-- begin Task material --

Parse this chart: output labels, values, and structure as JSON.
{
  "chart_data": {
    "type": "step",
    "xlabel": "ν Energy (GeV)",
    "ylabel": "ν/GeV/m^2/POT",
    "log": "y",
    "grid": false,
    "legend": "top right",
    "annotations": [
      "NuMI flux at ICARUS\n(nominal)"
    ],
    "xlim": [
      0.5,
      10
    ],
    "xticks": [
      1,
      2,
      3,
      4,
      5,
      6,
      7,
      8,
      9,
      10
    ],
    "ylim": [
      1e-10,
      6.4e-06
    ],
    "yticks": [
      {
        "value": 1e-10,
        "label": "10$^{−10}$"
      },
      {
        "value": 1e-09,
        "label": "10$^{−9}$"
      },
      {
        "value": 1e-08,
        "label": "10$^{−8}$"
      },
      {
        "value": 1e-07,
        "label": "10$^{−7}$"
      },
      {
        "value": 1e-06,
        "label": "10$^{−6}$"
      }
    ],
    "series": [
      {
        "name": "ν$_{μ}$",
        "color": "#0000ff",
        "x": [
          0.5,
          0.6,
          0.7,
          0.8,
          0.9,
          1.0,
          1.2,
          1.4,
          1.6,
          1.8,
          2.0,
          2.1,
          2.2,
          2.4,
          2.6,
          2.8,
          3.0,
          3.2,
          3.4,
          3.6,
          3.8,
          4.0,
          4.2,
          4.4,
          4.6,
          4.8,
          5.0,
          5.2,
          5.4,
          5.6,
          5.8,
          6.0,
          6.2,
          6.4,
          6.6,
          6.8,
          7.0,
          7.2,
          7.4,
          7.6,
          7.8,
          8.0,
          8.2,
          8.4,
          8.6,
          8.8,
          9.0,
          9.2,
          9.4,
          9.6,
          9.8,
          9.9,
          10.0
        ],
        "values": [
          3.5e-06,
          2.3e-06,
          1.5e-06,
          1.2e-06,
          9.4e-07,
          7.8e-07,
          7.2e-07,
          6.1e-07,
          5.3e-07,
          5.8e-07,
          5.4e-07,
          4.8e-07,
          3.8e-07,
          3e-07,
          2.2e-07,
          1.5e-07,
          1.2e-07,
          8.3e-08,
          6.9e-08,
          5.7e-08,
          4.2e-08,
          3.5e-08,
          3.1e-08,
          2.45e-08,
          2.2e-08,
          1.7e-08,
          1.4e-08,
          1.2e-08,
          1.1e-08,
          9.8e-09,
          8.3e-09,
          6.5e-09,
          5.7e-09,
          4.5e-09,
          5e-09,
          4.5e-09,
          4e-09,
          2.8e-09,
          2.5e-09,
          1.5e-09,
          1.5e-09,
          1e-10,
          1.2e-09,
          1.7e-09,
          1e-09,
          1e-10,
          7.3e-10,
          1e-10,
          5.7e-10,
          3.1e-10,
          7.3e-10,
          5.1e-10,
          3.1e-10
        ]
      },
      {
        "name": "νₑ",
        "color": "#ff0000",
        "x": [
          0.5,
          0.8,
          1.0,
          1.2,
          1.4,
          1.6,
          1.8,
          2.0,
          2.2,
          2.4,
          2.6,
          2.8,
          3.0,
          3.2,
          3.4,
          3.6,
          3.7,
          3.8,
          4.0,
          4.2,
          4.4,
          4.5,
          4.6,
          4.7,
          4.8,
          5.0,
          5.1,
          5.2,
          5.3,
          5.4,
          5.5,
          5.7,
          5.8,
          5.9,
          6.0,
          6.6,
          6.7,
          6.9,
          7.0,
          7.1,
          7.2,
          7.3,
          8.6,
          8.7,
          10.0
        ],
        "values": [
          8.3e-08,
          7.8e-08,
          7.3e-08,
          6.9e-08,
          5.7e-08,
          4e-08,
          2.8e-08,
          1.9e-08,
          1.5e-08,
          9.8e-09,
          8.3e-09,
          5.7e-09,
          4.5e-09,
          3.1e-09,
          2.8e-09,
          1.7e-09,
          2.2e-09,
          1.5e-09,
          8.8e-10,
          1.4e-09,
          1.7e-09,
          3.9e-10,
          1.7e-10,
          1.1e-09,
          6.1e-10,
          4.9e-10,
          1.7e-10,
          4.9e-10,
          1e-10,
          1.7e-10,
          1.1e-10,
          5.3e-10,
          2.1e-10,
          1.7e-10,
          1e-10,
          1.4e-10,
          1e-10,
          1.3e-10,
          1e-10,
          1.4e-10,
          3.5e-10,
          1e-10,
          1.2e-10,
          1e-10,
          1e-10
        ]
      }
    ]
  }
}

-- end Task material --

Faithfully transcribe the whole of the data.

Exercise answer:
Parse this chart: output labels, values, and structure as JSON.
{
  "chart_data": {
    "type": "step",
    "xlabel": "ν Energy (GeV)",
    "ylabel": "ν/GeV/m^2/POT",
    "log": "y",
    "grid": false,
    "legend": "top right",
    "annotations": [
      "NuMI flux at ICARUS\n(nominal)"
    ],
    "xlim": [
      0.5,
      10
    ],
    "xticks": [
      1,
      2,
      3,
      4,
      5,
      6,
      7,
      8,
      9,
      10
    ],
    "ylim": [
      1e-10,
      6.4e-06
    ],
    "yticks": [
      {
        "value": 1e-10,
        "label": "10$^{−10}$"
      },
      {
        "value": 1e-09,
        "label": "10$^{−9}$"
      },
      {
        "value": 1e-08,
        "label": "10$^{−8}$"
      },
      {
        "value": 1e-07,
        "label": "10$^{−7}$"
      },
      {
        "value": 1e-06,
        "label": "10$^{−6}$"
      }
    ],
    "series": [
      {
        "name": "ν$_{μ}$",
        "color": "#0000ff",
        "x": [
          0.5,
          0.6,
          0.7,
          0.8,
          0.9,
          1.0,
          1.2,
          1.4,
          1.6,
          1.8,
          2.0,
          2.1,
          2.2,
          2.4,
          2.6,
          2.8,
          3.0,
          3.2,
          3.4,
          3.6,
          3.8,
          4.0,
          4.2,
          4.4,
          4.6,
          4.8,
          5.0,
          5.2,
          5.4,
          5.6,
          5.8,
          6.0,
          6.2,
          6.4,
          6.6,
          6.8,
          7.0,
          7.2,
          7.4,
          7.6,
          7.8,
          8.0,
          8.2,
          8.4,
          8.6,
          8.8,
          9.0,
          9.2,
          9.4,
          9.6,
          9.8,
          9.9,
          10.0
        ],
        "values": [
          3.5e-06,
          2.3e-06,
          1.5e-06,
          1.2e-06,
          9.4e-07,
          7.8e-07,
          7.2e-07,
          6.1e-07,
          5.3e-07,
          5.8e-07,
          5.4e-07,
          4.8e-07,
          3.8e-07,
          3e-07,
          2.2e-07,
          1.5e-07,
          1.2e-07,
          8.3e-08,
          6.9e-08,
          5.7e-08,
          4.2e-08,
          3.5e-08,
          3.1e-08,
          2.45e-08,
          2.2e-08,
          1.7e-08,
          1.4e-08,
          1.2e-08,
          1.1e-08,
          9.8e-09,
          8.3e-09,
          6.5e-09,
          5.7e-09,
          4.5e-09,
          5e-09,
          4.5e-09,
          4e-09,
          2.8e-09,
          2.5e-09,
          1.5e-09,
          1.5e-09,
          1e-10,
          1.2e-09,
          1.7e-09,
          1e-09,
          1e-10,
          7.3e-10,
          1e-10,
          5.7e-10,
          3.1e-10,
          7.3e-10,
          5.1e-10,
          3.1e-10
        ]
      },
      {
        "name": "νₑ",
        "color": "#ff0000",
        "x": [
          0.5,
          0.8,
          1.0,
          1.2,
          1.4,
          1.6,
          1.8,
          2.0,
          2.2,
          2.4,
          2.6,
          2.8,
          3.0,
          3.2,
          3.4,
          3.6,
          3.7,
          3.8,
          4.0,
          4.2,
          4.4,
          4.5,
          4.6,
          4.7,
          4.8,
          5.0,
          5.1,
          5.2,
          5.3,
          5.4,
          5.5,
          5.7,
          5.8,
          5.9,
          6.0,
          6.6,
          6.7,
          6.9,
          7.0,
          7.1,
          7.2,
          7.3,
          8.6,
          8.7,
          10.0
        ],
        "values": [
          8.3e-08,
          7.8e-08,
          7.3e-08,
          6.9e-08,
          5.7e-08,
          4e-08,
          2.8e-08,
          1.9e-08,
          1.5e-08,
          9.8e-09,
          8.3e-09,
          5.7e-09,
          4.5e-09,
          3.1e-09,
          2.8e-09,
          1.7e-09,
          2.2e-09,
          1.5e-09,
          8.8e-10,
          1.4e-09,
          1.7e-09,
          3.9e-10,
          1.7e-10,
          1.1e-09,
          6.1e-10,
          4.9e-10,
          1.7e-10,
          4.9e-10,
          1e-10,
          1.7e-10,
          1.1e-10,
          5.3e-10,
          2.1e-10,
          1.7e-10,
          1e-10,
          1.4e-10,
          1e-10,
          1.3e-10,
          1e-10,
          1.4e-10,
          3.5e-10,
          1e-10,
          1.2e-10,
          1e-10,
          1e-10
        ]
      }
    ]
  }
}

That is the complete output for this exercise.